WHAT YOU SHOULD DO – Output the entries below exactly as written, omitting pictures.
======== RECORDED INFORMATION
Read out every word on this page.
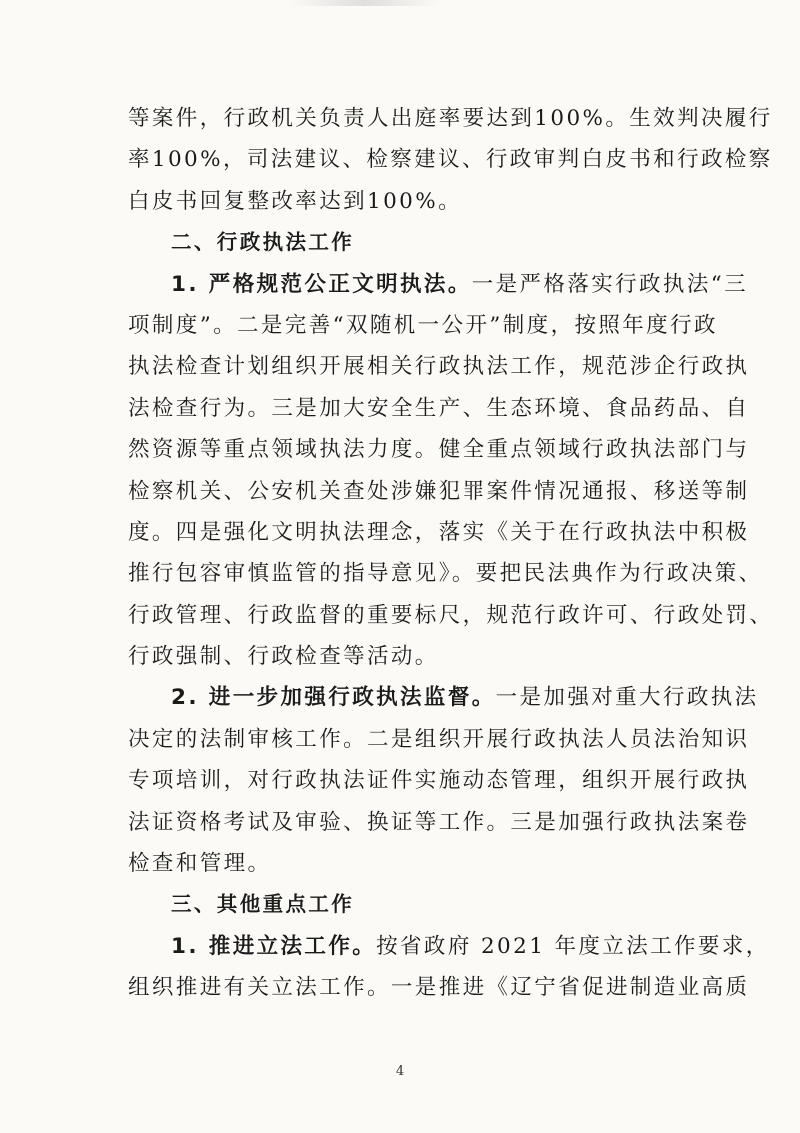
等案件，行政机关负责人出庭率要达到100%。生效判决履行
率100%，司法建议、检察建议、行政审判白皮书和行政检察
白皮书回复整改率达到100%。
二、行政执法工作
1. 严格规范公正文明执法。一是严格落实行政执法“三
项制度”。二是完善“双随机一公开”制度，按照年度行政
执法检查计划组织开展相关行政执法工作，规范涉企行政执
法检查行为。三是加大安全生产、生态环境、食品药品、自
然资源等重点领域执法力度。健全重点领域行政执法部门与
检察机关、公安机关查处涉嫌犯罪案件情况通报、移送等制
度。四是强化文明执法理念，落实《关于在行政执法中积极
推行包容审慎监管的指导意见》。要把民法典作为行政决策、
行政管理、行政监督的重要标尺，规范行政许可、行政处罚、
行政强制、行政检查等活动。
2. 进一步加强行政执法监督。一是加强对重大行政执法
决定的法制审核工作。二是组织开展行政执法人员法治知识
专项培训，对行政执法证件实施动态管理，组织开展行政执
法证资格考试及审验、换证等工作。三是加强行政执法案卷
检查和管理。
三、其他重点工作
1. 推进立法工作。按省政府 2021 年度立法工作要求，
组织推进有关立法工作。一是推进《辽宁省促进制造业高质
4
================
SOLVED PROBLEM –
Read out every word on this page.
等案件，行政机关负责人出庭率要达到100%。生效判决履行
率100%，司法建议、检察建议、行政审判白皮书和行政检察
白皮书回复整改率达到100%。
二、行政执法工作
1. 严格规范公正文明执法。一是严格落实行政执法“三
项制度”。二是完善“双随机一公开”制度，按照年度行政
执法检查计划组织开展相关行政执法工作，规范涉企行政执
法检查行为。三是加大安全生产、生态环境、食品药品、自
然资源等重点领域执法力度。健全重点领域行政执法部门与
检察机关、公安机关查处涉嫌犯罪案件情况通报、移送等制
度。四是强化文明执法理念，落实《关于在行政执法中积极
推行包容审慎监管的指导意见》。要把民法典作为行政决策、
行政管理、行政监督的重要标尺，规范行政许可、行政处罚、
行政强制、行政检查等活动。
2. 进一步加强行政执法监督。一是加强对重大行政执法
决定的法制审核工作。二是组织开展行政执法人员法治知识
专项培训，对行政执法证件实施动态管理，组织开展行政执
法证资格考试及审验、换证等工作。三是加强行政执法案卷
检查和管理。
三、其他重点工作
1. 推进立法工作。按省政府 2021 年度立法工作要求，
组织推进有关立法工作。一是推进《辽宁省促进制造业高质
4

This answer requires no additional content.